The entries below contain pictures. Retype everything except those pictures, exactly as given.

DATASET ROWS ▸
_____

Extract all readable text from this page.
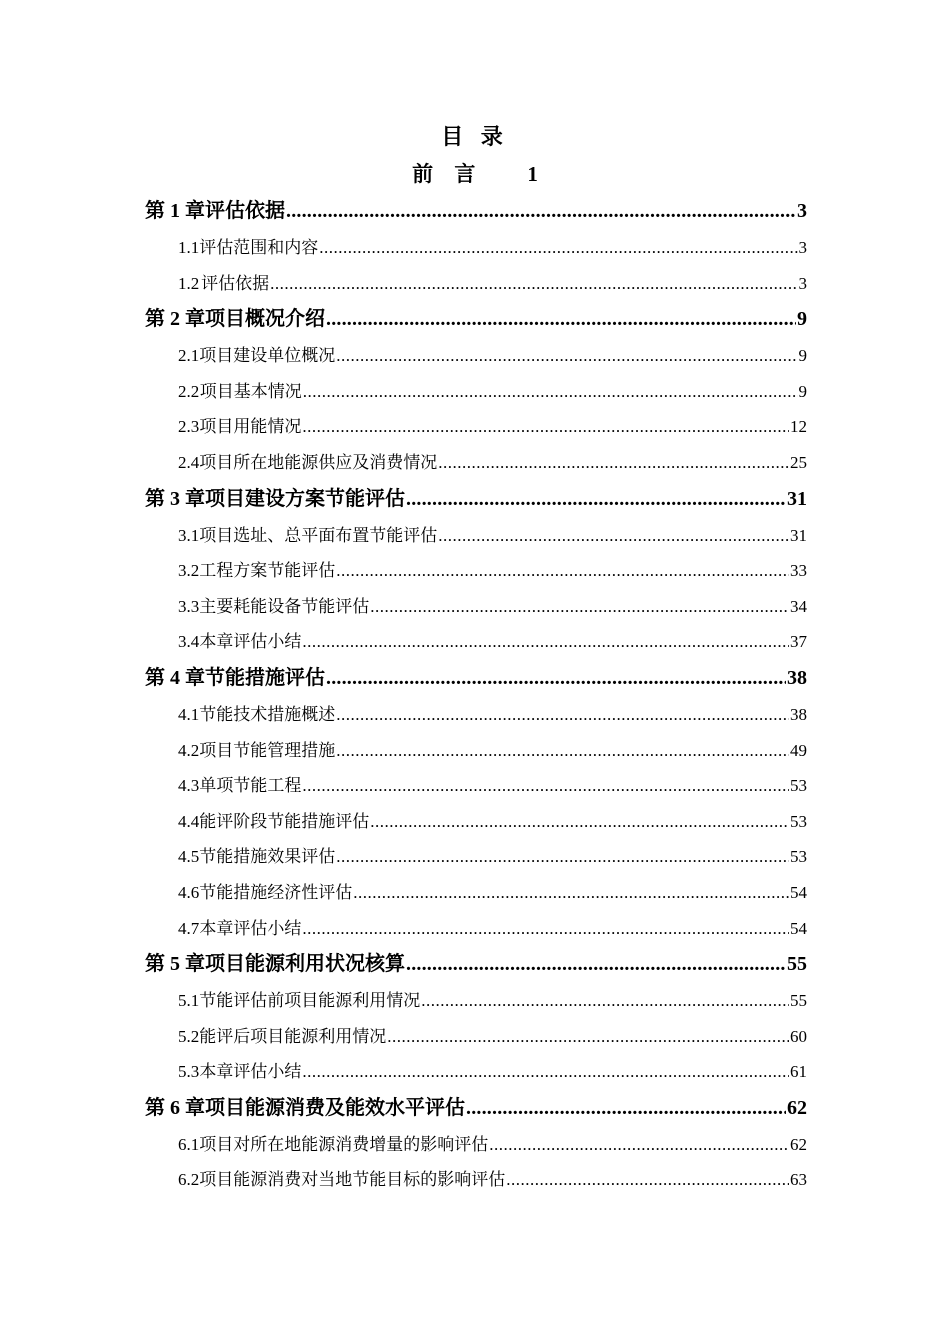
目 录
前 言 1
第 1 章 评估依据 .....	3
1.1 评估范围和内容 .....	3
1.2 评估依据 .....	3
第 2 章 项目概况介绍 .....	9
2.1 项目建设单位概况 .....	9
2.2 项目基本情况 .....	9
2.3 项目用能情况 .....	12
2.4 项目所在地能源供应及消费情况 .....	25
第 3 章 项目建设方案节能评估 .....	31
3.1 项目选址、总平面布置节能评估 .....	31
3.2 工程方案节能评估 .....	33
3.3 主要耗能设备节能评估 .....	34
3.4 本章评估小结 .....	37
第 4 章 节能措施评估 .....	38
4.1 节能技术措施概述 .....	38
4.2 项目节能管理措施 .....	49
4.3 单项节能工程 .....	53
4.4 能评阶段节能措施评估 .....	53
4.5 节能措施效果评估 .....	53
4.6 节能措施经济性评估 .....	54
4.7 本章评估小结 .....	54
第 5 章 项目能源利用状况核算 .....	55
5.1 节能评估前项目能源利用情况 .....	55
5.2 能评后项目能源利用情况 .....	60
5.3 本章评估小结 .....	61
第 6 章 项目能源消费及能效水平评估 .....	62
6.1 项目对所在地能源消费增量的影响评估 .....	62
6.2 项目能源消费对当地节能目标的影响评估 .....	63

_____

CORRECT RESPONSE ▸
Extract all readable text from this page.
目 录
前 言 1
第 1 章 评估依据 .....	3
1.1 评估范围和内容 .....	3
1.2 评估依据 .....	3
第 2 章 项目概况介绍 .....	9
2.1 项目建设单位概况 .....	9
2.2 项目基本情况 .....	9
2.3 项目用能情况 .....	12
2.4 项目所在地能源供应及消费情况 .....	25
第 3 章 项目建设方案节能评估 .....	31
3.1 项目选址、总平面布置节能评估 .....	31
3.2 工程方案节能评估 .....	33
3.3 主要耗能设备节能评估 .....	34
3.4 本章评估小结 .....	37
第 4 章 节能措施评估 .....	38
4.1 节能技术措施概述 .....	38
4.2 项目节能管理措施 .....	49
4.3 单项节能工程 .....	53
4.4 能评阶段节能措施评估 .....	53
4.5 节能措施效果评估 .....	53
4.6 节能措施经济性评估 .....	54
4.7 本章评估小结 .....	54
第 5 章 项目能源利用状况核算 .....	55
5.1 节能评估前项目能源利用情况 .....	55
5.2 能评后项目能源利用情况 .....	60
5.3 本章评估小结 .....	61
第 6 章 项目能源消费及能效水平评估 .....	62
6.1 项目对所在地能源消费增量的影响评估 .....	62
6.2 项目能源消费对当地节能目标的影响评估 .....	63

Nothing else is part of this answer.